Give the number of lines holding the string "marker", and nothing else.

- - -

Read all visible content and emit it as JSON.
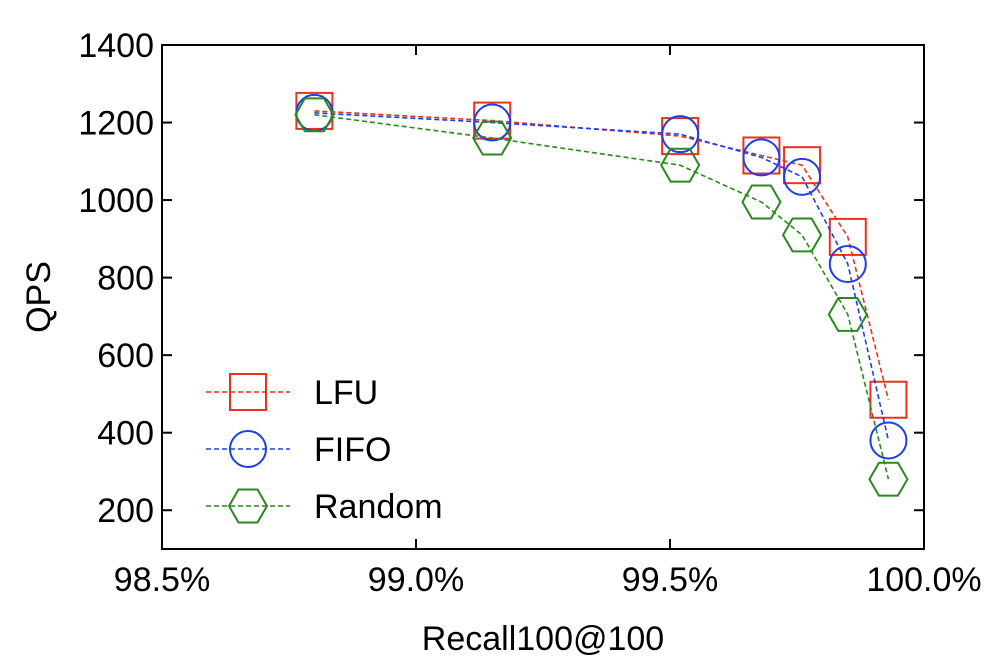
{
  "chart_data": {
    "type": "line",
    "title": "",
    "xlabel": "Recall100@100",
    "ylabel": "QPS",
    "xlim": [
      98.5,
      100.0
    ],
    "ylim": [
      100,
      1400
    ],
    "x_ticks": [
      98.5,
      99.0,
      99.5,
      100.0
    ],
    "x_tick_labels": [
      "98.5%",
      "99.0%",
      "99.5%",
      "100.0%"
    ],
    "y_ticks": [
      200,
      400,
      600,
      800,
      1000,
      1200,
      1400
    ],
    "y_tick_labels": [
      "200",
      "400",
      "600",
      "800",
      "1000",
      "1200",
      "1400"
    ],
    "grid": false,
    "legend_position": "bottom-left",
    "series": [
      {
        "name": "LFU",
        "color": "#e8321e",
        "marker": "square",
        "x": [
          98.8,
          99.15,
          99.52,
          99.68,
          99.76,
          99.85,
          99.93
        ],
        "y": [
          1230,
          1205,
          1165,
          1115,
          1090,
          905,
          485
        ]
      },
      {
        "name": "FIFO",
        "color": "#1f3ee8",
        "marker": "circle",
        "x": [
          98.8,
          99.15,
          99.52,
          99.68,
          99.76,
          99.85,
          99.93
        ],
        "y": [
          1225,
          1200,
          1170,
          1110,
          1060,
          835,
          380
        ]
      },
      {
        "name": "Random",
        "color": "#2a8a1e",
        "marker": "hexagon",
        "x": [
          98.8,
          99.15,
          99.52,
          99.68,
          99.76,
          99.85,
          99.93
        ],
        "y": [
          1220,
          1160,
          1090,
          995,
          910,
          705,
          280
        ]
      }
    ]
  }
}
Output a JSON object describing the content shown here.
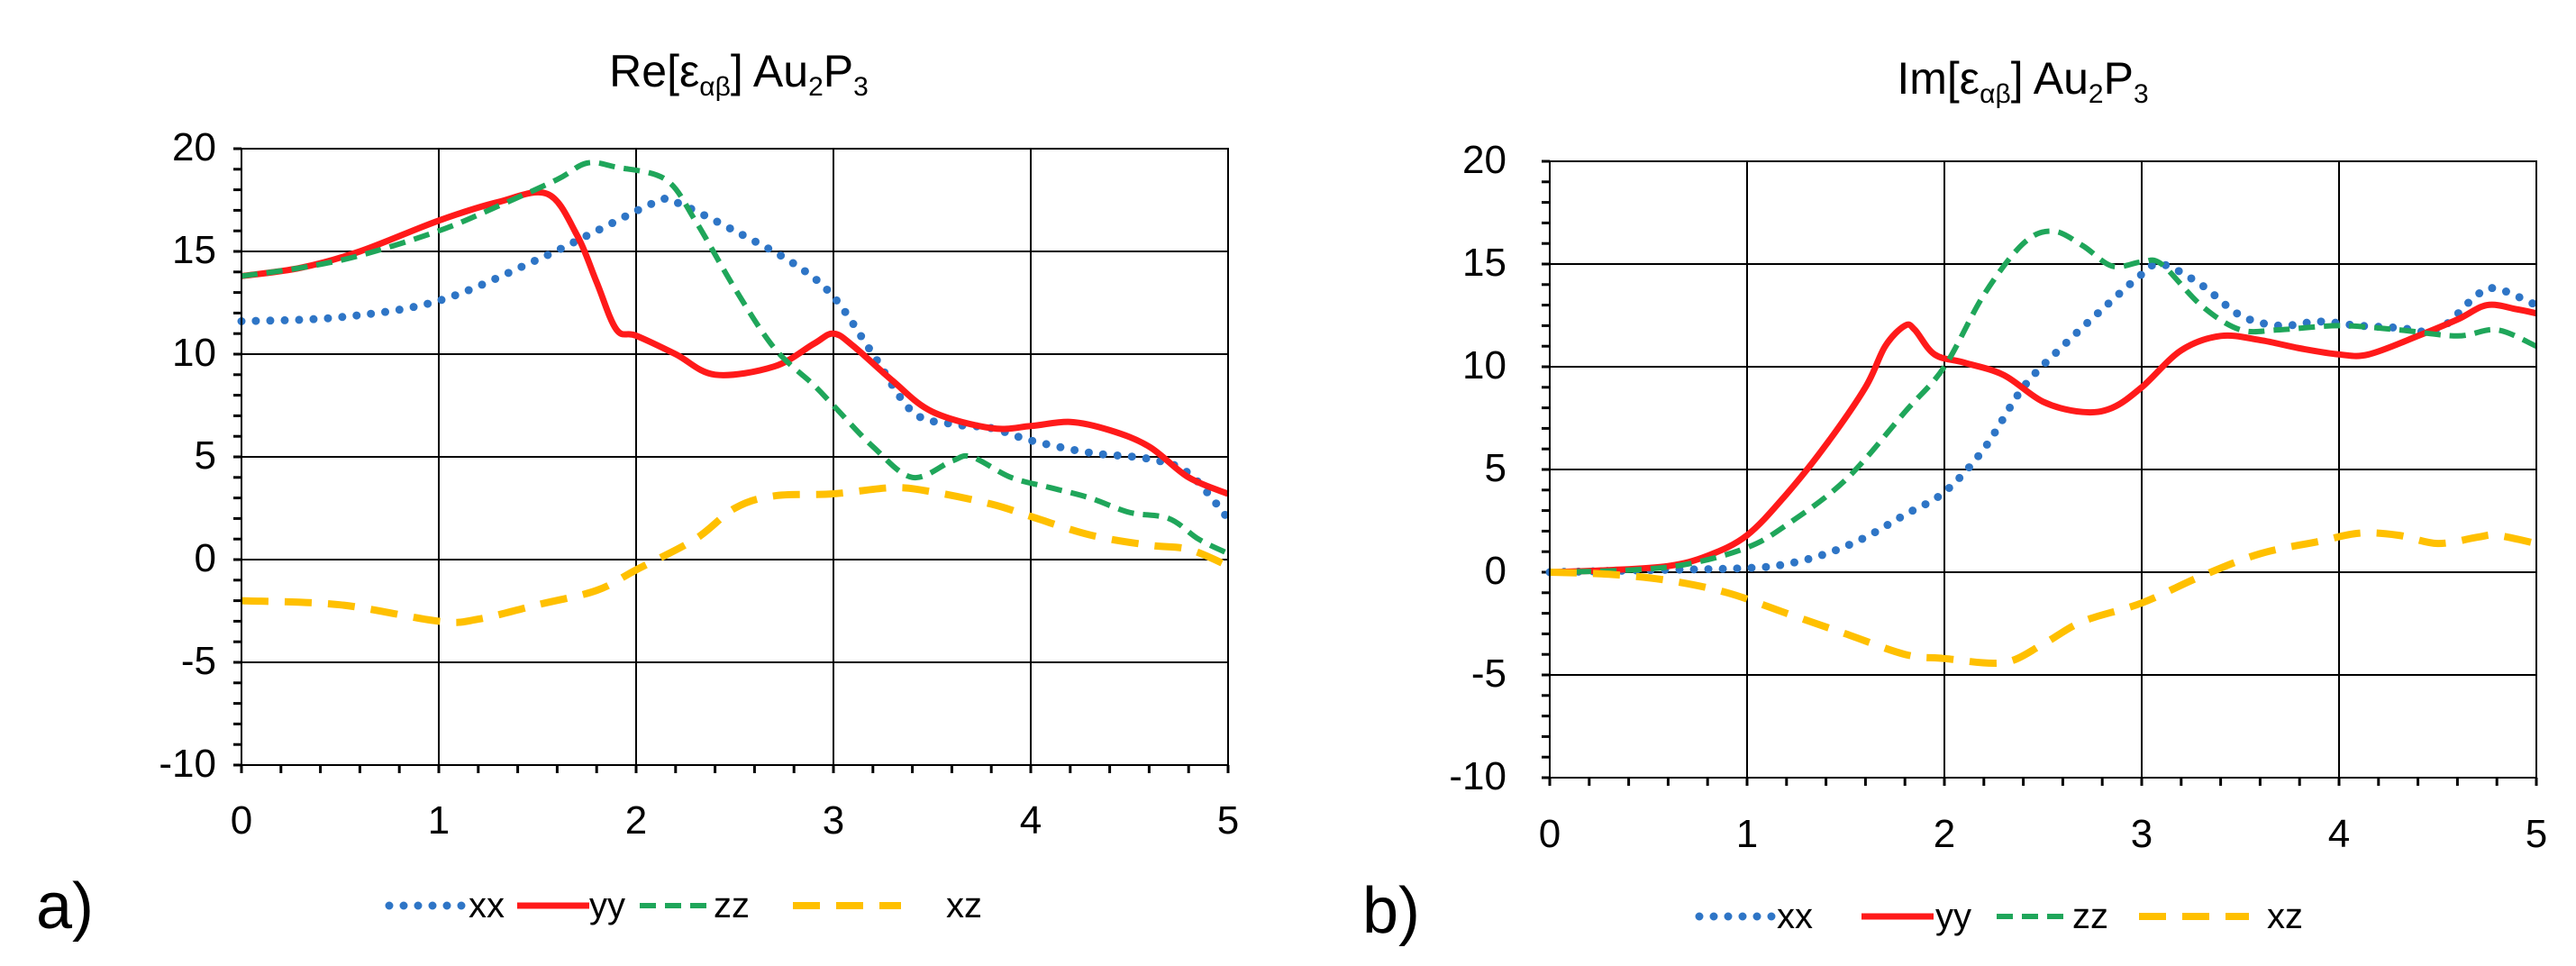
{
  "colors": {
    "xx": "#2e75c6",
    "yy": "#ff1a1a",
    "zz": "#1fa65a",
    "xz": "#ffc000"
  },
  "chart_data": [
    {
      "type": "line",
      "panel_label": "a)",
      "title": {
        "main": "Re[ε",
        "sub": "αβ",
        "close": "] Au",
        "sub2": "2",
        "mid": "P",
        "sub3": "3"
      },
      "xlim": [
        0,
        5
      ],
      "ylim": [
        -10,
        20
      ],
      "xticks": [
        0,
        1,
        2,
        3,
        4,
        5
      ],
      "yticks": [
        -10,
        -5,
        0,
        5,
        10,
        15,
        20
      ],
      "xtick_labels": [
        "0",
        "1",
        "2",
        "3",
        "4",
        "5"
      ],
      "ytick_labels": [
        "-10",
        "-5",
        "0",
        "5",
        "10",
        "15",
        "20"
      ],
      "grid": true,
      "legend": "bottom",
      "series": [
        {
          "name": "xx",
          "style": "dotted",
          "x": [
            0,
            0.5,
            1,
            1.5,
            1.8,
            2.1,
            2.2,
            2.5,
            2.8,
            3.0,
            3.2,
            3.4,
            3.6,
            3.8,
            4.0,
            4.3,
            4.6,
            4.8,
            5.0
          ],
          "y": [
            11.6,
            11.8,
            12.6,
            14.6,
            16.0,
            17.4,
            17.4,
            16.0,
            14.4,
            12.8,
            10.0,
            7.2,
            6.6,
            6.4,
            5.8,
            5.2,
            4.9,
            4.2,
            2.0
          ]
        },
        {
          "name": "yy",
          "style": "solid",
          "x": [
            0,
            0.3,
            0.6,
            1.0,
            1.3,
            1.55,
            1.7,
            1.8,
            1.9,
            2.0,
            2.2,
            2.4,
            2.7,
            2.9,
            3.0,
            3.1,
            3.3,
            3.5,
            3.8,
            4.0,
            4.2,
            4.4,
            4.6,
            4.8,
            5.0
          ],
          "y": [
            13.8,
            14.2,
            15.0,
            16.5,
            17.4,
            17.8,
            15.8,
            13.5,
            11.2,
            10.9,
            10.0,
            9.0,
            9.4,
            10.5,
            11.0,
            10.4,
            8.7,
            7.2,
            6.4,
            6.5,
            6.7,
            6.3,
            5.5,
            4.0,
            3.2
          ]
        },
        {
          "name": "zz",
          "style": "dashed",
          "x": [
            0,
            0.3,
            0.6,
            1.0,
            1.3,
            1.6,
            1.75,
            1.9,
            2.15,
            2.3,
            2.5,
            2.7,
            2.9,
            3.0,
            3.2,
            3.4,
            3.6,
            3.7,
            3.9,
            4.1,
            4.3,
            4.5,
            4.7,
            4.85,
            5.0
          ],
          "y": [
            13.8,
            14.2,
            14.8,
            16.0,
            17.2,
            18.5,
            19.3,
            19.1,
            18.5,
            16.5,
            13.2,
            10.3,
            8.5,
            7.5,
            5.5,
            4.0,
            4.8,
            5.0,
            4.0,
            3.5,
            3.0,
            2.3,
            2.0,
            1.0,
            0.3
          ]
        },
        {
          "name": "xz",
          "style": "dashed",
          "x": [
            0,
            0.5,
            1.0,
            1.2,
            1.5,
            1.8,
            2.0,
            2.3,
            2.5,
            2.7,
            3.0,
            3.3,
            3.5,
            3.8,
            4.0,
            4.3,
            4.6,
            4.8,
            5.0
          ],
          "y": [
            -2.0,
            -2.2,
            -3.0,
            -2.9,
            -2.2,
            -1.5,
            -0.5,
            1.0,
            2.5,
            3.1,
            3.2,
            3.5,
            3.3,
            2.7,
            2.1,
            1.2,
            0.7,
            0.5,
            -0.3
          ]
        }
      ]
    },
    {
      "type": "line",
      "panel_label": "b)",
      "title": {
        "main": "Im[ε",
        "sub": "αβ",
        "close": "] Au",
        "sub2": "2",
        "mid": "P",
        "sub3": "3"
      },
      "xlim": [
        0,
        5
      ],
      "ylim": [
        -10,
        20
      ],
      "xticks": [
        0,
        1,
        2,
        3,
        4,
        5
      ],
      "yticks": [
        -10,
        -5,
        0,
        5,
        10,
        15,
        20
      ],
      "xtick_labels": [
        "0",
        "1",
        "2",
        "3",
        "4",
        "5"
      ],
      "ytick_labels": [
        "-10",
        "-5",
        "0",
        "5",
        "10",
        "15",
        "20"
      ],
      "grid": true,
      "legend": "bottom",
      "series": [
        {
          "name": "xx",
          "style": "dotted",
          "x": [
            0,
            0.5,
            1.0,
            1.2,
            1.4,
            1.6,
            1.8,
            2.0,
            2.2,
            2.4,
            2.6,
            2.8,
            3.0,
            3.1,
            3.3,
            3.5,
            3.7,
            3.9,
            4.1,
            4.3,
            4.5,
            4.7,
            4.8,
            5.0
          ],
          "y": [
            0,
            0.1,
            0.2,
            0.4,
            0.9,
            1.7,
            2.8,
            3.9,
            6.0,
            9.0,
            11.0,
            12.8,
            14.5,
            15.0,
            14.0,
            12.5,
            12.0,
            12.2,
            12.0,
            11.9,
            11.8,
            13.5,
            13.8,
            13.0
          ]
        },
        {
          "name": "yy",
          "style": "solid",
          "x": [
            0,
            0.3,
            0.6,
            0.8,
            1.0,
            1.2,
            1.4,
            1.6,
            1.7,
            1.8,
            1.85,
            1.95,
            2.1,
            2.3,
            2.5,
            2.7,
            2.85,
            3.0,
            3.2,
            3.4,
            3.6,
            3.8,
            4.0,
            4.15,
            4.4,
            4.6,
            4.75,
            4.9,
            5.0
          ],
          "y": [
            0,
            0.1,
            0.3,
            0.8,
            1.8,
            3.8,
            6.2,
            9.0,
            11.0,
            12.0,
            11.8,
            10.6,
            10.2,
            9.6,
            8.3,
            7.8,
            8.0,
            9.0,
            10.8,
            11.5,
            11.3,
            10.9,
            10.6,
            10.6,
            11.5,
            12.3,
            13.0,
            12.8,
            12.6
          ]
        },
        {
          "name": "zz",
          "style": "dashed",
          "x": [
            0,
            0.4,
            0.7,
            1.0,
            1.2,
            1.5,
            1.8,
            2.0,
            2.2,
            2.4,
            2.55,
            2.7,
            2.85,
            3.0,
            3.1,
            3.3,
            3.5,
            3.7,
            4.0,
            4.3,
            4.6,
            4.8,
            5.0
          ],
          "y": [
            0,
            0.1,
            0.4,
            1.2,
            2.3,
            4.5,
            7.8,
            10.0,
            13.5,
            16.0,
            16.6,
            15.9,
            14.9,
            15.1,
            15.0,
            13.0,
            11.8,
            11.8,
            12.0,
            11.8,
            11.5,
            11.8,
            11.0
          ]
        },
        {
          "name": "xz",
          "style": "dashed",
          "x": [
            0,
            0.3,
            0.6,
            0.9,
            1.2,
            1.5,
            1.8,
            2.0,
            2.3,
            2.5,
            2.7,
            3.0,
            3.3,
            3.6,
            3.9,
            4.1,
            4.3,
            4.5,
            4.7,
            4.8,
            5.0
          ],
          "y": [
            0,
            -0.1,
            -0.4,
            -1.0,
            -2.0,
            -3.0,
            -4.0,
            -4.2,
            -4.4,
            -3.5,
            -2.4,
            -1.5,
            -0.2,
            0.9,
            1.5,
            1.9,
            1.8,
            1.4,
            1.7,
            1.8,
            1.4
          ]
        }
      ]
    }
  ]
}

- - -

*Task result*:
3